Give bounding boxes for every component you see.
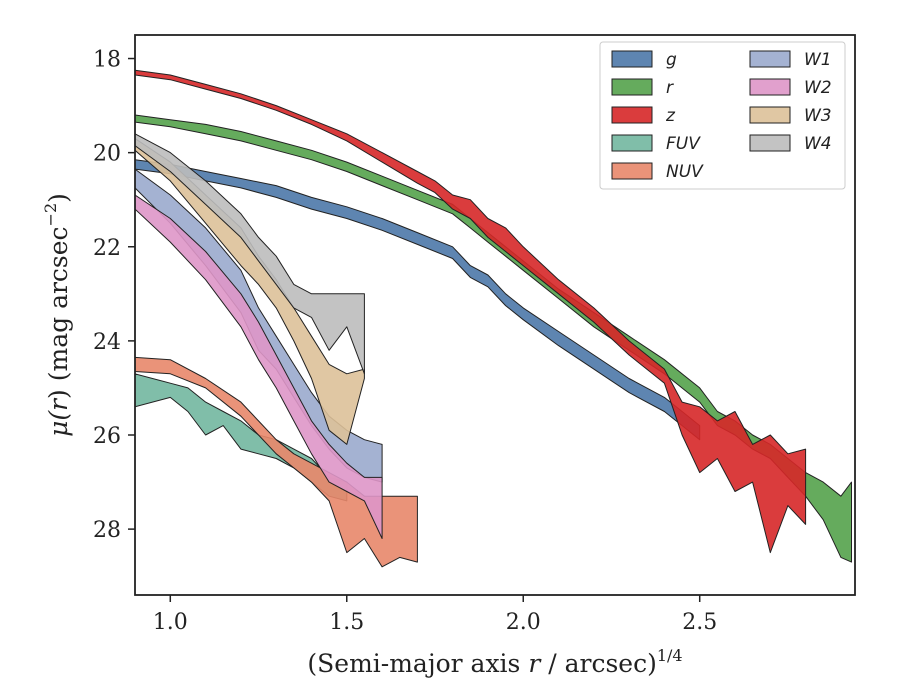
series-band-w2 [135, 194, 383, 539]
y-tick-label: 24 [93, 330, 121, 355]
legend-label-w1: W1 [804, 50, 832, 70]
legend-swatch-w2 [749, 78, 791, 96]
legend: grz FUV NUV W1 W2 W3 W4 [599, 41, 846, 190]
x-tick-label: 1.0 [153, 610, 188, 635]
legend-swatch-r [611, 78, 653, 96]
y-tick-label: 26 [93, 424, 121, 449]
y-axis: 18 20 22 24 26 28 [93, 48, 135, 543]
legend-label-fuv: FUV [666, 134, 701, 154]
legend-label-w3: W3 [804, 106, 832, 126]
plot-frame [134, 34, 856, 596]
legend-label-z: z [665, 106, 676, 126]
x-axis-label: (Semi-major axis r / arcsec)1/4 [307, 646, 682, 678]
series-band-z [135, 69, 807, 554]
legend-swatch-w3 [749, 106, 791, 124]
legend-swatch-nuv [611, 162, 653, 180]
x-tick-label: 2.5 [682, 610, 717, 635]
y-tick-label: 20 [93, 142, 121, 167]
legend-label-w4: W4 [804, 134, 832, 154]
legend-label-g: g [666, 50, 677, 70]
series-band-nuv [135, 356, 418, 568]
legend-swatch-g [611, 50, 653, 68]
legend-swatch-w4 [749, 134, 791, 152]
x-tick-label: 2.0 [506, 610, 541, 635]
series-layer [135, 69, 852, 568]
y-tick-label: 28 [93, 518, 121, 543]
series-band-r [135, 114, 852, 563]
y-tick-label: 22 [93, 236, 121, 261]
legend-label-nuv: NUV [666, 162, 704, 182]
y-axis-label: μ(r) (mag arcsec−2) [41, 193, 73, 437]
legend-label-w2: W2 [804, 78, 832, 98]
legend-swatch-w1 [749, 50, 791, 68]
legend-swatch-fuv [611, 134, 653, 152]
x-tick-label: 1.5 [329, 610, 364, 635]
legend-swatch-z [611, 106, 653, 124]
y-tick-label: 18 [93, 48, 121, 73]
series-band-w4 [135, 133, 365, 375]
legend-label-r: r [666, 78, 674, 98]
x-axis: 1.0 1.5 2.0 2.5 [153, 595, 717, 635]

********

Problem details: Return the listing's lines from the line with "series-band-w2 [135, 194, 383, 539]" to the line with "legend-swatch-w3 [749, 106, 791, 124]", both included, copied character for character.

Exercise answer:
series-band-w2 [135, 194, 383, 539]
y-tick-label: 24 [93, 330, 121, 355]
legend-label-w1: W1 [804, 50, 832, 70]
legend-swatch-w2 [749, 78, 791, 96]
legend: grz FUV NUV W1 W2 W3 W4 [599, 41, 846, 190]
x-tick-label: 1.0 [153, 610, 188, 635]
legend-swatch-r [611, 78, 653, 96]
y-tick-label: 26 [93, 424, 121, 449]
y-axis: 18 20 22 24 26 28 [93, 48, 135, 543]
legend-label-fuv: FUV [666, 134, 701, 154]
legend-label-w3: W3 [804, 106, 832, 126]
plot-frame [134, 34, 856, 596]
legend-label-z: z [665, 106, 676, 126]
x-axis-label: (Semi-major axis r / arcsec)1/4 [307, 646, 682, 678]
series-band-z [135, 69, 807, 554]
legend-swatch-w3 [749, 106, 791, 124]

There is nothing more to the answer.